● **Written instruction**
Identify the lines that contain the string "Service" and report only how many there are.

[Dataset listings of figures]
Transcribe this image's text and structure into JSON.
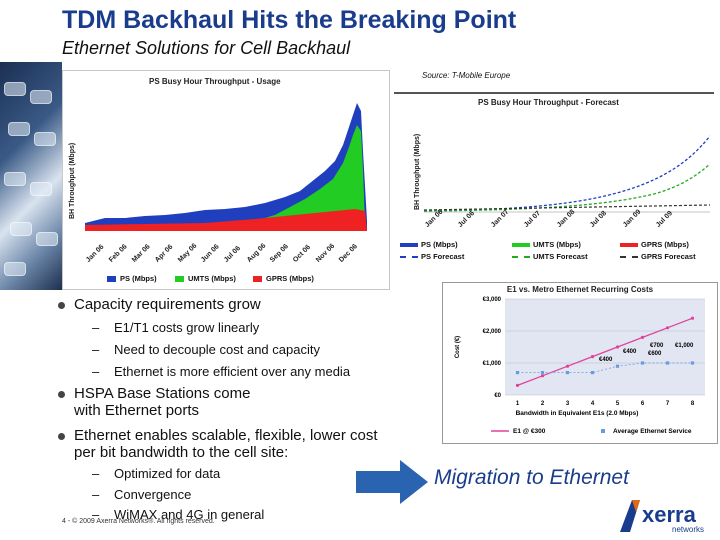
{
  "header": {
    "title": "TDM Backhaul Hits the Breaking Point",
    "subtitle": "Ethernet Solutions for Cell Backhaul"
  },
  "usage_chart": {
    "title": "PS Busy Hour Throughput - Usage",
    "ylabel": "BH Throughput (Mbps)",
    "ticks": [
      "Jan 06",
      "Feb 06",
      "Mar 06",
      "Apr 06",
      "May 06",
      "Jun 06",
      "Jul 06",
      "Aug 06",
      "Sep 06",
      "Oct 06",
      "Nov 06",
      "Dec 06"
    ],
    "legend": [
      "PS (Mbps)",
      "UMTS (Mbps)",
      "GPRS (Mbps)"
    ]
  },
  "forecast_chart": {
    "source": "Source: T-Mobile Europe",
    "title": "PS Busy Hour Throughput - Forecast",
    "ylabel": "BH Throughput (Mbps)",
    "ticks": [
      "Jan 06",
      "Jul 06",
      "Jan 07",
      "Jul 07",
      "Jan 08",
      "Jul 08",
      "Jan 09",
      "Jul 09"
    ],
    "legend": [
      "PS (Mbps)",
      "UMTS (Mbps)",
      "GPRS (Mbps)",
      "PS Forecast",
      "UMTS Forecast",
      "GPRS Forecast"
    ]
  },
  "bullets": {
    "b1": "Capacity requirements grow",
    "b1_subs": [
      "E1/T1 costs grow linearly",
      "Need to decouple cost and capacity",
      "Ethernet is more efficient over any media"
    ],
    "b2_line1": "HSPA Base Stations come",
    "b2_line2": "with Ethernet ports",
    "b3_line1": "Ethernet enables scalable, flexible, lower cost",
    "b3_line2": "per bit bandwidth to the cell site:",
    "b3_subs": [
      "Optimized for data",
      "Convergence",
      "WiMAX and 4G in general"
    ],
    "dash": "–"
  },
  "cost_chart": {
    "title": "E1 vs. Metro Ethernet Recurring Costs",
    "ylabel": "Cost (€)",
    "y_ticks": [
      "€3,000",
      "€2,000",
      "€1,000",
      "€0"
    ],
    "x_ticks": [
      "1",
      "2",
      "3",
      "4",
      "5",
      "6",
      "7",
      "8"
    ],
    "xlabel": "Bandwidth in Equivalent E1s (2.0 Mbps)",
    "annotations": [
      "€400",
      "€600",
      "€700",
      "€1,000",
      "€400"
    ],
    "legend": [
      "E1 @ €300",
      "Average Ethernet Service"
    ]
  },
  "chart_data": {
    "type": "line",
    "title": "E1 vs. Metro Ethernet Recurring Costs",
    "xlabel": "Bandwidth in Equivalent E1s (2.0 Mbps)",
    "ylabel": "Cost (€)",
    "x": [
      1,
      2,
      3,
      4,
      5,
      6,
      7,
      8
    ],
    "ylim": [
      0,
      3000
    ],
    "series": [
      {
        "name": "E1 @ €300",
        "values": [
          300,
          600,
          900,
          1200,
          1500,
          1800,
          2100,
          2400
        ]
      },
      {
        "name": "Average Ethernet Service",
        "values": [
          700,
          700,
          700,
          700,
          900,
          1000,
          1000,
          1000
        ]
      }
    ]
  },
  "migration": "Migration to Ethernet",
  "footer": "4 - © 2009 Axerra Networks®. All rights reserved.",
  "logo": "Axerra networks",
  "colors": {
    "title": "#1a3c8c",
    "ps": "#1f3fbf",
    "umts": "#22cc22",
    "gprs": "#ee2222",
    "arrow": "#2a63b0"
  }
}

● **Solution to this task**
2